#### [Description of the task]
Please transcribe the data that follows without the pictures, keeping every word the same.

#### [Entries]

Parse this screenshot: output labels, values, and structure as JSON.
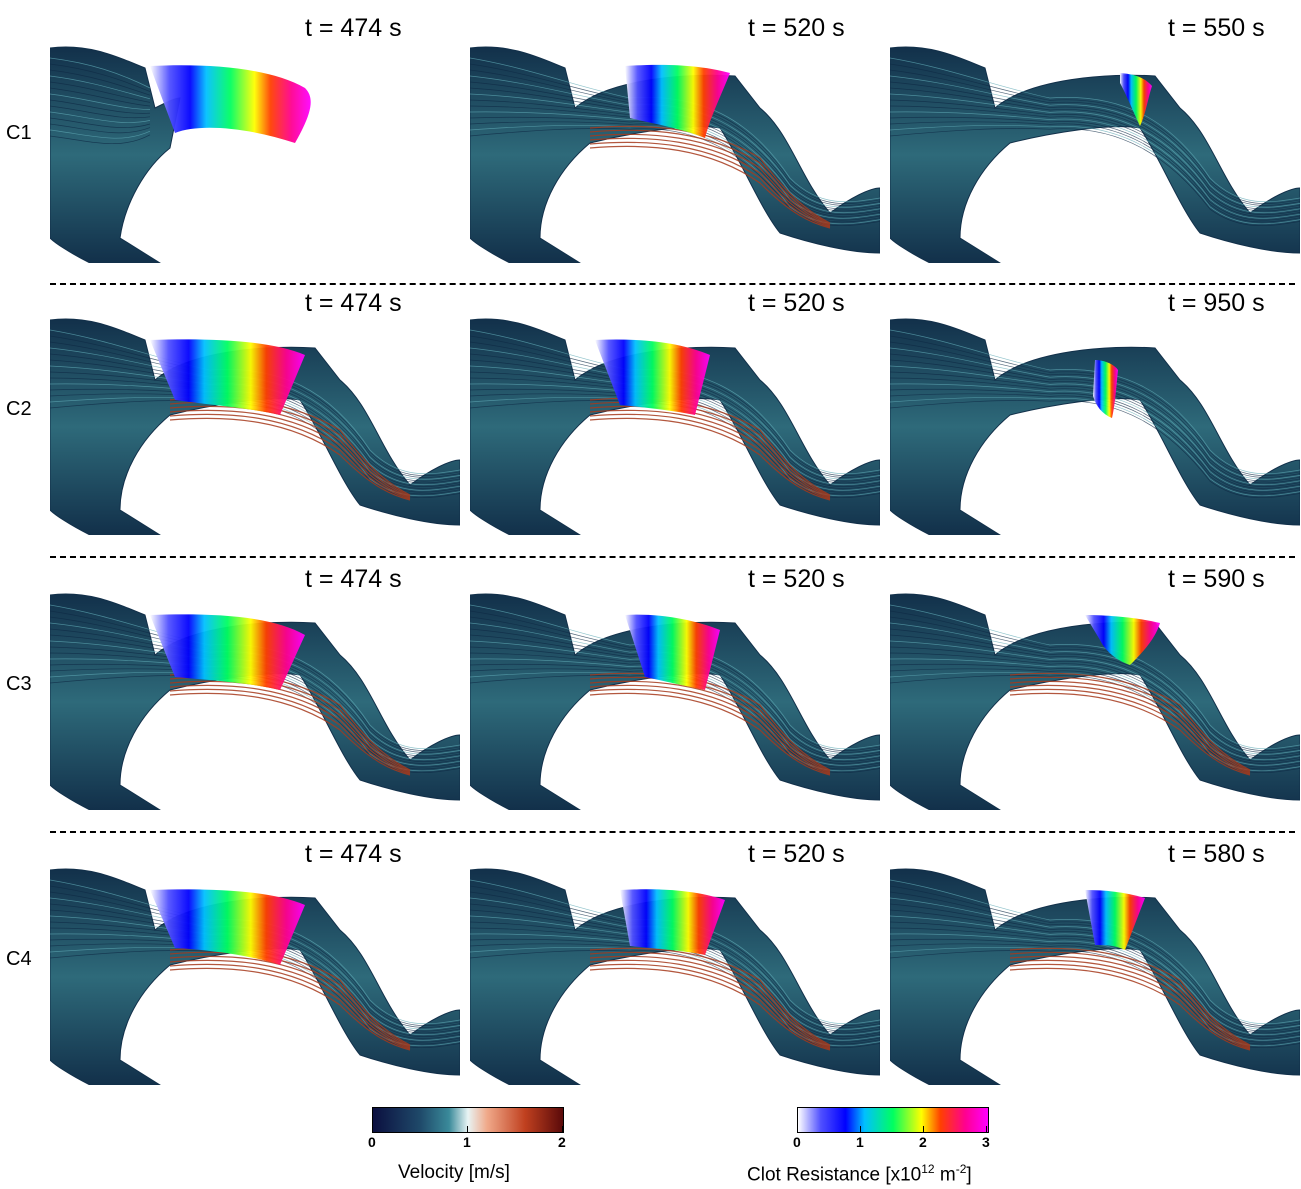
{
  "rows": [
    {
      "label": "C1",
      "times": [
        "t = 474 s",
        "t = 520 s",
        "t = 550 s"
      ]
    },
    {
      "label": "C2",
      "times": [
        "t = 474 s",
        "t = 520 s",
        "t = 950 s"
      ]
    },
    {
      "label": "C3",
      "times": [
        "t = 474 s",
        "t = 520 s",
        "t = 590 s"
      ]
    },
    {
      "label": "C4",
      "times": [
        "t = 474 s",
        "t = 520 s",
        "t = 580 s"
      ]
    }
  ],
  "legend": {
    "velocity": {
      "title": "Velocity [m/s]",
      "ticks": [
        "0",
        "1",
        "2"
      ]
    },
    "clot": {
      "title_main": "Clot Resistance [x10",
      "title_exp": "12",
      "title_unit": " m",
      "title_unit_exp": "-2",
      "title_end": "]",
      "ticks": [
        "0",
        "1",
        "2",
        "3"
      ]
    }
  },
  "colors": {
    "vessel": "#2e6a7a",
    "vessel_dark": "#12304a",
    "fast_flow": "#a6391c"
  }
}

#### [Exercise result]
Parse this screenshot: output labels, values, and structure as JSON.
{
  "rows": [
    {
      "label": "C1",
      "times": [
        "t = 474 s",
        "t = 520 s",
        "t = 550 s"
      ]
    },
    {
      "label": "C2",
      "times": [
        "t = 474 s",
        "t = 520 s",
        "t = 950 s"
      ]
    },
    {
      "label": "C3",
      "times": [
        "t = 474 s",
        "t = 520 s",
        "t = 590 s"
      ]
    },
    {
      "label": "C4",
      "times": [
        "t = 474 s",
        "t = 520 s",
        "t = 580 s"
      ]
    }
  ],
  "legend": {
    "velocity": {
      "title": "Velocity [m/s]",
      "ticks": [
        "0",
        "1",
        "2"
      ]
    },
    "clot": {
      "title_main": "Clot Resistance [x10",
      "title_exp": "12",
      "title_unit": " m",
      "title_unit_exp": "-2",
      "title_end": "]",
      "ticks": [
        "0",
        "1",
        "2",
        "3"
      ]
    }
  },
  "colors": {
    "vessel": "#2e6a7a",
    "vessel_dark": "#12304a",
    "fast_flow": "#a6391c"
  }
}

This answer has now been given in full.